The exercise:
Pick out every line of the entries below that contains the string "legend", matching case exactly.

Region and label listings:

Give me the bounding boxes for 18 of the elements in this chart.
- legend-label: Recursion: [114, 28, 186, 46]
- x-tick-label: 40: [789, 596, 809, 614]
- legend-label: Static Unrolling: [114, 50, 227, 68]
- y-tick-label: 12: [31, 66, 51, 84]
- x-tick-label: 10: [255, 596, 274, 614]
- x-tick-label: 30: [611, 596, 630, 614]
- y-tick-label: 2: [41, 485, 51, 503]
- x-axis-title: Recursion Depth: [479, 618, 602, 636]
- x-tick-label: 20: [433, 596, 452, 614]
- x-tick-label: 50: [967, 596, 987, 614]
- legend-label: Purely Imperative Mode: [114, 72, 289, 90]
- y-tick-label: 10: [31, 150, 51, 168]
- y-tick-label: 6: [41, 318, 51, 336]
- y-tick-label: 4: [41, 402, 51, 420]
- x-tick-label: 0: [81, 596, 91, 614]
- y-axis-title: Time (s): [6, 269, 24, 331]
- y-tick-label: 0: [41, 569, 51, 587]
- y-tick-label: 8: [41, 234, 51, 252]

Solution to the problem:
- legend-label: Recursion: [114, 28, 186, 46]
- legend-label: Static Unrolling: [114, 50, 227, 68]
- legend-label: Purely Imperative Mode: [114, 72, 289, 90]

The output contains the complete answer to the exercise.